## Data lines:

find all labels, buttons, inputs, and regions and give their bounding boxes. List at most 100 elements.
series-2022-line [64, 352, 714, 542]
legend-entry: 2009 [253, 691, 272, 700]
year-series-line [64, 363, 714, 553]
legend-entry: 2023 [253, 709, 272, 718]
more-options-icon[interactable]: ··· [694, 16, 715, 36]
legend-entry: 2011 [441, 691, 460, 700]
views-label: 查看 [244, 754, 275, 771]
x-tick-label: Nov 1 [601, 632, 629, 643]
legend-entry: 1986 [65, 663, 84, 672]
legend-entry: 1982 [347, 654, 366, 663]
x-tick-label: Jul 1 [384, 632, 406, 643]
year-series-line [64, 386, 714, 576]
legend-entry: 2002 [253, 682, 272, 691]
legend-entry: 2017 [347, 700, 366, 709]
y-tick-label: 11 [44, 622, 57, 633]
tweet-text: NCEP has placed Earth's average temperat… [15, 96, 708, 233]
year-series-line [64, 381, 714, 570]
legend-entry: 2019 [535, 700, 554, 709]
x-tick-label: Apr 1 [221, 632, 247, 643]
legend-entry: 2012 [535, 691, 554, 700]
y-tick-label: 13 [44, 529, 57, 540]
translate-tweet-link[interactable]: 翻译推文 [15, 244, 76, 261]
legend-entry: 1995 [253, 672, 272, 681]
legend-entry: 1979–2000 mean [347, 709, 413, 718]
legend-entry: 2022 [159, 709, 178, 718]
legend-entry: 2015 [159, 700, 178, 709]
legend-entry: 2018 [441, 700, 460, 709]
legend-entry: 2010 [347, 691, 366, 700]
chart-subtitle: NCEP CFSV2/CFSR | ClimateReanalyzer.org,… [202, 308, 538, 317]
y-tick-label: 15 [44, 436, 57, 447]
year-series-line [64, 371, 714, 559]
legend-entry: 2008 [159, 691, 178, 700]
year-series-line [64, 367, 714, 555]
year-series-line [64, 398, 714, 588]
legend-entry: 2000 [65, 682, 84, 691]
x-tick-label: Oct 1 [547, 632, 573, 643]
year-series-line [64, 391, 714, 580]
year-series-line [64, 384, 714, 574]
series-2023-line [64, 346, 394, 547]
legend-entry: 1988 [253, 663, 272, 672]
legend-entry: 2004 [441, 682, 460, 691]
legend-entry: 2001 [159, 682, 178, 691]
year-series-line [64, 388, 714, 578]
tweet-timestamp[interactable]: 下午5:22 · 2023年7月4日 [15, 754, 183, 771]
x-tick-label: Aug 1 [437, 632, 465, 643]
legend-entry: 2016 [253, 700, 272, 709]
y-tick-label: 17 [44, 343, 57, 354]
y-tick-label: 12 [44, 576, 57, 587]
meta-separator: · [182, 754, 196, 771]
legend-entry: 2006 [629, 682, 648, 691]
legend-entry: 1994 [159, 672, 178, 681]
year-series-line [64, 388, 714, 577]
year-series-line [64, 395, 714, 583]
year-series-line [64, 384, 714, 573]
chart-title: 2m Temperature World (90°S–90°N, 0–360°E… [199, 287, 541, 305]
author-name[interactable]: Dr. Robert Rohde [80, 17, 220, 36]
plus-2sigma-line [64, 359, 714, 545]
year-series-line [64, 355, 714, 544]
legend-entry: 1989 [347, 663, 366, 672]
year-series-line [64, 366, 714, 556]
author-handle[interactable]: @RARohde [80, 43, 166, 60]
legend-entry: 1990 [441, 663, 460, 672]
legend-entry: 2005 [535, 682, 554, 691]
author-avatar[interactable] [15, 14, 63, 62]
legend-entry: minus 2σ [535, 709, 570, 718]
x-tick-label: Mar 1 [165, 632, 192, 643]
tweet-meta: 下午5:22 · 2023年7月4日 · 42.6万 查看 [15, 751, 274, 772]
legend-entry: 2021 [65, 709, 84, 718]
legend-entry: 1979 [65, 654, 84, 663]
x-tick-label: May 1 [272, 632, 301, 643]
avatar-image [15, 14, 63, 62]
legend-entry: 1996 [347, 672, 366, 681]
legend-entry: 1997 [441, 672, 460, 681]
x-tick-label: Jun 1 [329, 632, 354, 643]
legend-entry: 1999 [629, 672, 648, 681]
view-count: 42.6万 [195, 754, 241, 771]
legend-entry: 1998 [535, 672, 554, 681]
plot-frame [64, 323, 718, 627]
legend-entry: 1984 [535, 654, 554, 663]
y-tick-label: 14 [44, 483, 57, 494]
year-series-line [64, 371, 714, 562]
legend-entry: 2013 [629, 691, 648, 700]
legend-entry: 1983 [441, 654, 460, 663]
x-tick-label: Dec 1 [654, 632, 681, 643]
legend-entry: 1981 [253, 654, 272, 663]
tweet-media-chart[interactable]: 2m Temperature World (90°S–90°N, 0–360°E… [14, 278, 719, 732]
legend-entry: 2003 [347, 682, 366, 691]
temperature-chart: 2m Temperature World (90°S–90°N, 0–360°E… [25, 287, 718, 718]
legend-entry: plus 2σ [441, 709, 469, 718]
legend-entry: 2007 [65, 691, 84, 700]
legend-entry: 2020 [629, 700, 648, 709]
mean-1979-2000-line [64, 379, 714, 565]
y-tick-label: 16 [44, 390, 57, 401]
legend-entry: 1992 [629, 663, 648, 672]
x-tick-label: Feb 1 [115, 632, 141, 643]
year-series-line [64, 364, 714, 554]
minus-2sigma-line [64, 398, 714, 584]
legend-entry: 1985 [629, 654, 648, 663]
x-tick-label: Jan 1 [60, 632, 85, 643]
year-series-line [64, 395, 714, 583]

---

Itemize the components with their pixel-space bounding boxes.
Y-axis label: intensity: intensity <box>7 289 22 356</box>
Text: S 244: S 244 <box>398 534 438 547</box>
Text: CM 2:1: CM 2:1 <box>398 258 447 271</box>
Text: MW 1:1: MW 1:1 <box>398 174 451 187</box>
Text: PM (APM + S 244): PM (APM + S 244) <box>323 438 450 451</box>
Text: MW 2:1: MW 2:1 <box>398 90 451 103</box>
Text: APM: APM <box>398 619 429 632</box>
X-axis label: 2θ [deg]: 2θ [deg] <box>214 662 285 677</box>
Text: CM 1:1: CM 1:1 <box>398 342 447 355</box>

## Exercise aim:
Can you copy the entries above, from the line with "find all labels, buttons, inputs, and" up to and including the line with "series-2023-line [64, 346, 394, 547]", keeping each line unchanged?

## Answer below:
find all labels, buttons, inputs, and regions and give their bounding boxes. List at most 100 elements.
series-2022-line [64, 352, 714, 542]
legend-entry: 2009 [253, 691, 272, 700]
year-series-line [64, 363, 714, 553]
legend-entry: 2023 [253, 709, 272, 718]
more-options-icon[interactable]: ··· [694, 16, 715, 36]
legend-entry: 2011 [441, 691, 460, 700]
views-label: 查看 [244, 754, 275, 771]
x-tick-label: Nov 1 [601, 632, 629, 643]
legend-entry: 1986 [65, 663, 84, 672]
legend-entry: 1982 [347, 654, 366, 663]
x-tick-label: Jul 1 [384, 632, 406, 643]
year-series-line [64, 386, 714, 576]
legend-entry: 2002 [253, 682, 272, 691]
legend-entry: 2017 [347, 700, 366, 709]
y-tick-label: 11 [44, 622, 57, 633]
tweet-text: NCEP has placed Earth's average temperat… [15, 96, 708, 233]
year-series-line [64, 381, 714, 570]
legend-entry: 2019 [535, 700, 554, 709]
x-tick-label: Apr 1 [221, 632, 247, 643]
legend-entry: 2012 [535, 691, 554, 700]
y-tick-label: 13 [44, 529, 57, 540]
translate-tweet-link[interactable]: 翻译推文 [15, 244, 76, 261]
legend-entry: 1995 [253, 672, 272, 681]
legend-entry: 1979–2000 mean [347, 709, 413, 718]
legend-entry: 2022 [159, 709, 178, 718]
legend-entry: 2015 [159, 700, 178, 709]
legend-entry: 2018 [441, 700, 460, 709]
legend-entry: 2010 [347, 691, 366, 700]
chart-subtitle: NCEP CFSV2/CFSR | ClimateReanalyzer.org,… [202, 308, 538, 317]
y-tick-label: 15 [44, 436, 57, 447]
year-series-line [64, 371, 714, 559]
legend-entry: 2008 [159, 691, 178, 700]
year-series-line [64, 367, 714, 555]
year-series-line [64, 398, 714, 588]
legend-entry: 2000 [65, 682, 84, 691]
x-tick-label: Oct 1 [547, 632, 573, 643]
year-series-line [64, 391, 714, 580]
year-series-line [64, 384, 714, 574]
series-2023-line [64, 346, 394, 547]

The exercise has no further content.